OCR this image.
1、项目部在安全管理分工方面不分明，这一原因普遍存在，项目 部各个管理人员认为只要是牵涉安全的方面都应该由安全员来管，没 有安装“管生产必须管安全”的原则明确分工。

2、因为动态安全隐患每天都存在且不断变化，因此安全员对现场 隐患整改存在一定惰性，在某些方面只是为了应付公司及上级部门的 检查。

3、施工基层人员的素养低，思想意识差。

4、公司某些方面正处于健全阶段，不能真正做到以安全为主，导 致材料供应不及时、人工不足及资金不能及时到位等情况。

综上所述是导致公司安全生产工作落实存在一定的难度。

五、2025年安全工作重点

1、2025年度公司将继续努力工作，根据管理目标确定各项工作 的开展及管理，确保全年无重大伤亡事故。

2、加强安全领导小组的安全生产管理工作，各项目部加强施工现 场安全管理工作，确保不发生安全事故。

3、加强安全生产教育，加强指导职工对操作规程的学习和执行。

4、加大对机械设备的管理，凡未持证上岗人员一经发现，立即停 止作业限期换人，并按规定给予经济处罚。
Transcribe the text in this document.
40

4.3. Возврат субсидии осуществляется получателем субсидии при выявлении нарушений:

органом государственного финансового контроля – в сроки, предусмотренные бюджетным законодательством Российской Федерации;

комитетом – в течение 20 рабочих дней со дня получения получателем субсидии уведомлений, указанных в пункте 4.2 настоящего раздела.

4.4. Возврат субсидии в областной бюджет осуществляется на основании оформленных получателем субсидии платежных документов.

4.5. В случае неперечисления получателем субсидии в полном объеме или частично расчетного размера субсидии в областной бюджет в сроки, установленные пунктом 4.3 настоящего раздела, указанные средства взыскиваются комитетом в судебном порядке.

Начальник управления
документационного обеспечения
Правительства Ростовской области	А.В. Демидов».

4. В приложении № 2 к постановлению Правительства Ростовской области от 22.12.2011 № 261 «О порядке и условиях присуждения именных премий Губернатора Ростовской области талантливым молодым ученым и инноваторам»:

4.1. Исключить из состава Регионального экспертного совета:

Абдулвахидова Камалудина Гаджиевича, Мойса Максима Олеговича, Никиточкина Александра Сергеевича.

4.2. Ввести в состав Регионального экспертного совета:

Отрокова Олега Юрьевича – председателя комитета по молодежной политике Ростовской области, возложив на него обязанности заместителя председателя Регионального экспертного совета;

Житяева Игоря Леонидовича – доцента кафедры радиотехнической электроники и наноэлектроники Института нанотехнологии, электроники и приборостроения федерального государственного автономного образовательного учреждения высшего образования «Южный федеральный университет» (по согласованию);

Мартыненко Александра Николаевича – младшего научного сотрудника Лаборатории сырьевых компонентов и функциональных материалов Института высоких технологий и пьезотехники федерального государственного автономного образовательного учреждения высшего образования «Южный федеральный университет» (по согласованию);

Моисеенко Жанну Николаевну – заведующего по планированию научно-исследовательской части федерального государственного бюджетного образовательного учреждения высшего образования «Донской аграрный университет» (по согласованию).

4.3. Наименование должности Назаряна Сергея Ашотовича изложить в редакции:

########

TASK: Above are the records. Copy every line in them holding "Александра".

ANSWER TO THE PROBLEM:
Абдулвахидова Камалудина Гаджиевича, Мойса Максима Олеговича, Никиточкина Александра Сергеевича.
Мартыненко Александра Николаевича – младшего научного сотрудника Лаборатории сырьевых компонентов и функциональных материалов Института высоких технологий и пьезотехники федерального государственного автономного образовательного учреждения высшего образования «Южный федеральный университет» (по согласованию);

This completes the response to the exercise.